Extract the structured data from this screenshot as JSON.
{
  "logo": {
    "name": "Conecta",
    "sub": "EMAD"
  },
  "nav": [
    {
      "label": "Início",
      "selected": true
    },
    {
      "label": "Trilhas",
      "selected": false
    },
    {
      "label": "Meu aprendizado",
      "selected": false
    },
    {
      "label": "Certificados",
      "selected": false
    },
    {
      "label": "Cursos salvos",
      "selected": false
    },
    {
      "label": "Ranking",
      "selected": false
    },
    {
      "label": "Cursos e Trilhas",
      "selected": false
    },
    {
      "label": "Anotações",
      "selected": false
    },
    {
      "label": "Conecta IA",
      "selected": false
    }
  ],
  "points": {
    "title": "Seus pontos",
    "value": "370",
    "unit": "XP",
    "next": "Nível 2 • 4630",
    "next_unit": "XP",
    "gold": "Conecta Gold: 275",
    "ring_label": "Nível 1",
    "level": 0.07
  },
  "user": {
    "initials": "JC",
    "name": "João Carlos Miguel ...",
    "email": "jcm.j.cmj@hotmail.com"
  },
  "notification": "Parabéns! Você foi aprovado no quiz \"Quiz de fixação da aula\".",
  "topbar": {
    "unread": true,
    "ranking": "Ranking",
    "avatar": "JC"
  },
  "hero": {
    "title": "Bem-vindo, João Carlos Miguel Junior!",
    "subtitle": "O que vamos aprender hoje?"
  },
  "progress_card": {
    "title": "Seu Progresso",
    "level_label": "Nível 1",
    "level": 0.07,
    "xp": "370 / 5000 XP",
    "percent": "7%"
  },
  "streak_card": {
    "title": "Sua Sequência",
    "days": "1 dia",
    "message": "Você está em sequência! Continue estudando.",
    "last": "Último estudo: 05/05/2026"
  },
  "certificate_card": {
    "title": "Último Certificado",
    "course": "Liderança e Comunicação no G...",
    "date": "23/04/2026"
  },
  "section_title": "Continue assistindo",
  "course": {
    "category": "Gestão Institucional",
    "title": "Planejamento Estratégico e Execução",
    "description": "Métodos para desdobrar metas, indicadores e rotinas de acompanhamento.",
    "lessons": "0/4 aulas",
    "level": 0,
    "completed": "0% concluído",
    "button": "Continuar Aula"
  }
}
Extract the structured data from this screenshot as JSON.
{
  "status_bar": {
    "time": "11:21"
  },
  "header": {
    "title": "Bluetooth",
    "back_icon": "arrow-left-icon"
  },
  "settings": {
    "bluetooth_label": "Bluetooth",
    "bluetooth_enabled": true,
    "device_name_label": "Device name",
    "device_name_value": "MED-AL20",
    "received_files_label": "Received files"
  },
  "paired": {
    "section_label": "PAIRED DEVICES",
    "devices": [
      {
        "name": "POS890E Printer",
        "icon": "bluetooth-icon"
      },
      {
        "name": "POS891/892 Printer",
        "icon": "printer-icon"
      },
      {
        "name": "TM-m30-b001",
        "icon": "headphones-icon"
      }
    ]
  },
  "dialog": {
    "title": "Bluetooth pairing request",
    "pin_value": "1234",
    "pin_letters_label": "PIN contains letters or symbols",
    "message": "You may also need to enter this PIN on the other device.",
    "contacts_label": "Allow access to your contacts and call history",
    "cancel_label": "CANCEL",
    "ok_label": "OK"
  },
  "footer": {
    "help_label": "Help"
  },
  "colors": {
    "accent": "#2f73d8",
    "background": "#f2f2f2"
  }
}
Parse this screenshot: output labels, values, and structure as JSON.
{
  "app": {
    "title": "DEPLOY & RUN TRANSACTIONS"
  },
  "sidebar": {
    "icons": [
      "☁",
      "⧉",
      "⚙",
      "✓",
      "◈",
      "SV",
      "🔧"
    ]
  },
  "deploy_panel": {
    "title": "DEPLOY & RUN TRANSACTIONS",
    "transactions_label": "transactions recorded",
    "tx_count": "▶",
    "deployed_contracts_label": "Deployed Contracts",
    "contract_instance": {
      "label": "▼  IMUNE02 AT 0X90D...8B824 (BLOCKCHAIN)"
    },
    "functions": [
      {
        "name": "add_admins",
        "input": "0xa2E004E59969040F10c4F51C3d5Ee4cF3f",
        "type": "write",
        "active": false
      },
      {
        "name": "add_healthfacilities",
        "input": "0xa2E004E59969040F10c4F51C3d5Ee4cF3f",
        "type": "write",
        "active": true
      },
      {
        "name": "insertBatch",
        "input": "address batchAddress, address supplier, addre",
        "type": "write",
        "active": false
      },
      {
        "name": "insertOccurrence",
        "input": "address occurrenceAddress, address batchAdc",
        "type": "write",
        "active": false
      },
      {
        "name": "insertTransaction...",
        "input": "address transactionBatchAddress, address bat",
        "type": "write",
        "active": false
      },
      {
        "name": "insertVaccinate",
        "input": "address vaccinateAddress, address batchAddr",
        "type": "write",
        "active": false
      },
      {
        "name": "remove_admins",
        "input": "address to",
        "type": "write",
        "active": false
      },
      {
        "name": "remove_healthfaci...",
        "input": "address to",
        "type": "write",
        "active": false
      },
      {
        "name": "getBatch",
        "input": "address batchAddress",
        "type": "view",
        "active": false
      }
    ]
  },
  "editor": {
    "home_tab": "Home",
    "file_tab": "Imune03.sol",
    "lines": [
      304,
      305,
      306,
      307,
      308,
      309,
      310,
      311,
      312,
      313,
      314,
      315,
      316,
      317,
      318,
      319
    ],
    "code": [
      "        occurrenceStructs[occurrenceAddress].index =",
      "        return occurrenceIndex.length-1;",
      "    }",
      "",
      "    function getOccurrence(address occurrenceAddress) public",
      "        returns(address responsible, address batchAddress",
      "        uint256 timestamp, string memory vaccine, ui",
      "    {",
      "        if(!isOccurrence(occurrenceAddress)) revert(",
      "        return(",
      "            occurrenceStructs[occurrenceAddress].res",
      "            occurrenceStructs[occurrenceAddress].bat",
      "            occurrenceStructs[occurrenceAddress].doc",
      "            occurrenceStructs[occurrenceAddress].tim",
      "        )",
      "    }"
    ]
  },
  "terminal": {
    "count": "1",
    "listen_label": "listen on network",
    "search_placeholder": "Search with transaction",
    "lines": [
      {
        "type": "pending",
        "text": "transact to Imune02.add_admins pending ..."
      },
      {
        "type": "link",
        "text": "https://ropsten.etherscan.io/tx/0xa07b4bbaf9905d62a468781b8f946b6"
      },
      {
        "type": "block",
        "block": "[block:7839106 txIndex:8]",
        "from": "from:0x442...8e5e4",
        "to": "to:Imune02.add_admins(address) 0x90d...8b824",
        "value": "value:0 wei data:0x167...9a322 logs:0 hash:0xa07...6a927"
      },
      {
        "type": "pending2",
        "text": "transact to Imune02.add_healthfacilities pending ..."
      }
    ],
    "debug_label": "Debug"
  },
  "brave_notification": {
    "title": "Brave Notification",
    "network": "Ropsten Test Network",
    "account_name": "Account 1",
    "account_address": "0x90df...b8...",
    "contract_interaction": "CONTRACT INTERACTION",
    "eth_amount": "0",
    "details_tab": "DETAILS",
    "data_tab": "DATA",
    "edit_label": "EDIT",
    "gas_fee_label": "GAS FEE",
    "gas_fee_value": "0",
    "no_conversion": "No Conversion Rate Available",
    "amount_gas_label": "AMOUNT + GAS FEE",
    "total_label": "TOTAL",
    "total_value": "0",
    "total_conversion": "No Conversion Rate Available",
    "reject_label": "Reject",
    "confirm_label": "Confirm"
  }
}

══════

■ **Aim of the exercise**
Every record above needs to be repeated word for word.

■ **Solution to the problem**
Extract the structured data from this screenshot as JSON.
{
  "logo": {
    "name": "Conecta",
    "sub": "EMAD"
  },
  "nav": [
    {
      "label": "Início",
      "selected": true
    },
    {
      "label": "Trilhas",
      "selected": false
    },
    {
      "label": "Meu aprendizado",
      "selected": false
    },
    {
      "label": "Certificados",
      "selected": false
    },
    {
      "label": "Cursos salvos",
      "selected": false
    },
    {
      "label": "Ranking",
      "selected": false
    },
    {
      "label": "Cursos e Trilhas",
      "selected": false
    },
    {
      "label": "Anotações",
      "selected": false
    },
    {
      "label": "Conecta IA",
      "selected": false
    }
  ],
  "points": {
    "title": "Seus pontos",
    "value": "370",
    "unit": "XP",
    "next": "Nível 2 • 4630",
    "next_unit": "XP",
    "gold": "Conecta Gold: 275",
    "ring_label": "Nível 1",
    "level": 0.07
  },
  "user": {
    "initials": "JC",
    "name": "João Carlos Miguel ...",
    "email": "jcm.j.cmj@hotmail.com"
  },
  "notification": "Parabéns! Você foi aprovado no quiz \"Quiz de fixação da aula\".",
  "topbar": {
    "unread": true,
    "ranking": "Ranking",
    "avatar": "JC"
  },
  "hero": {
    "title": "Bem-vindo, João Carlos Miguel Junior!",
    "subtitle": "O que vamos aprender hoje?"
  },
  "progress_card": {
    "title": "Seu Progresso",
    "level_label": "Nível 1",
    "level": 0.07,
    "xp": "370 / 5000 XP",
    "percent": "7%"
  },
  "streak_card": {
    "title": "Sua Sequência",
    "days": "1 dia",
    "message": "Você está em sequência! Continue estudando.",
    "last": "Último estudo: 05/05/2026"
  },
  "certificate_card": {
    "title": "Último Certificado",
    "course": "Liderança e Comunicação no G...",
    "date": "23/04/2026"
  },
  "section_title": "Continue assistindo",
  "course": {
    "category": "Gestão Institucional",
    "title": "Planejamento Estratégico e Execução",
    "description": "Métodos para desdobrar metas, indicadores e rotinas de acompanhamento.",
    "lessons": "0/4 aulas",
    "level": 0,
    "completed": "0% concluído",
    "button": "Continuar Aula"
  }
}
Extract the structured data from this screenshot as JSON.
{
  "status_bar": {
    "time": "11:21"
  },
  "header": {
    "title": "Bluetooth",
    "back_icon": "arrow-left-icon"
  },
  "settings": {
    "bluetooth_label": "Bluetooth",
    "bluetooth_enabled": true,
    "device_name_label": "Device name",
    "device_name_value": "MED-AL20",
    "received_files_label": "Received files"
  },
  "paired": {
    "section_label": "PAIRED DEVICES",
    "devices": [
      {
        "name": "POS890E Printer",
        "icon": "bluetooth-icon"
      },
      {
        "name": "POS891/892 Printer",
        "icon": "printer-icon"
      },
      {
        "name": "TM-m30-b001",
        "icon": "headphones-icon"
      }
    ]
  },
  "dialog": {
    "title": "Bluetooth pairing request",
    "pin_value": "1234",
    "pin_letters_label": "PIN contains letters or symbols",
    "message": "You may also need to enter this PIN on the other device.",
    "contacts_label": "Allow access to your contacts and call history",
    "cancel_label": "CANCEL",
    "ok_label": "OK"
  },
  "footer": {
    "help_label": "Help"
  },
  "colors": {
    "accent": "#2f73d8",
    "background": "#f2f2f2"
  }
}
Parse this screenshot: output labels, values, and structure as JSON.
{
  "app": {
    "title": "DEPLOY & RUN TRANSACTIONS"
  },
  "sidebar": {
    "icons": [
      "☁",
      "⧉",
      "⚙",
      "✓",
      "◈",
      "SV",
      "🔧"
    ]
  },
  "deploy_panel": {
    "title": "DEPLOY & RUN TRANSACTIONS",
    "transactions_label": "transactions recorded",
    "tx_count": "▶",
    "deployed_contracts_label": "Deployed Contracts",
    "contract_instance": {
      "label": "▼  IMUNE02 AT 0X90D...8B824 (BLOCKCHAIN)"
    },
    "functions": [
      {
        "name": "add_admins",
        "input": "0xa2E004E59969040F10c4F51C3d5Ee4cF3f",
        "type": "write",
        "active": false
      },
      {
        "name": "add_healthfacilities",
        "input": "0xa2E004E59969040F10c4F51C3d5Ee4cF3f",
        "type": "write",
        "active": true
      },
      {
        "name": "insertBatch",
        "input": "address batchAddress, address supplier, addre",
        "type": "write",
        "active": false
      },
      {
        "name": "insertOccurrence",
        "input": "address occurrenceAddress, address batchAdc",
        "type": "write",
        "active": false
      },
      {
        "name": "insertTransaction...",
        "input": "address transactionBatchAddress, address bat",
        "type": "write",
        "active": false
      },
      {
        "name": "insertVaccinate",
        "input": "address vaccinateAddress, address batchAddr",
        "type": "write",
        "active": false
      },
      {
        "name": "remove_admins",
        "input": "address to",
        "type": "write",
        "active": false
      },
      {
        "name": "remove_healthfaci...",
        "input": "address to",
        "type": "write",
        "active": false
      },
      {
        "name": "getBatch",
        "input": "address batchAddress",
        "type": "view",
        "active": false
      }
    ]
  },
  "editor": {
    "home_tab": "Home",
    "file_tab": "Imune03.sol",
    "lines": [
      304,
      305,
      306,
      307,
      308,
      309,
      310,
      311,
      312,
      313,
      314,
      315,
      316,
      317,
      318,
      319
    ],
    "code": [
      "        occurrenceStructs[occurrenceAddress].index =",
      "        return occurrenceIndex.length-1;",
      "    }",
      "",
      "    function getOccurrence(address occurrenceAddress) public",
      "        returns(address responsible, address batchAddress",
      "        uint256 timestamp, string memory vaccine, ui",
      "    {",
      "        if(!isOccurrence(occurrenceAddress)) revert(",
      "        return(",
      "            occurrenceStructs[occurrenceAddress].res",
      "            occurrenceStructs[occurrenceAddress].bat",
      "            occurrenceStructs[occurrenceAddress].doc",
      "            occurrenceStructs[occurrenceAddress].tim",
      "        )",
      "    }"
    ]
  },
  "terminal": {
    "count": "1",
    "listen_label": "listen on network",
    "search_placeholder": "Search with transaction",
    "lines": [
      {
        "type": "pending",
        "text": "transact to Imune02.add_admins pending ..."
      },
      {
        "type": "link",
        "text": "https://ropsten.etherscan.io/tx/0xa07b4bbaf9905d62a468781b8f946b6"
      },
      {
        "type": "block",
        "block": "[block:7839106 txIndex:8]",
        "from": "from:0x442...8e5e4",
        "to": "to:Imune02.add_admins(address) 0x90d...8b824",
        "value": "value:0 wei data:0x167...9a322 logs:0 hash:0xa07...6a927"
      },
      {
        "type": "pending2",
        "text": "transact to Imune02.add_healthfacilities pending ..."
      }
    ],
    "debug_label": "Debug"
  },
  "brave_notification": {
    "title": "Brave Notification",
    "network": "Ropsten Test Network",
    "account_name": "Account 1",
    "account_address": "0x90df...b8...",
    "contract_interaction": "CONTRACT INTERACTION",
    "eth_amount": "0",
    "details_tab": "DETAILS",
    "data_tab": "DATA",
    "edit_label": "EDIT",
    "gas_fee_label": "GAS FEE",
    "gas_fee_value": "0",
    "no_conversion": "No Conversion Rate Available",
    "amount_gas_label": "AMOUNT + GAS FEE",
    "total_label": "TOTAL",
    "total_value": "0",
    "total_conversion": "No Conversion Rate Available",
    "reject_label": "Reject",
    "confirm_label": "Confirm"
  }
}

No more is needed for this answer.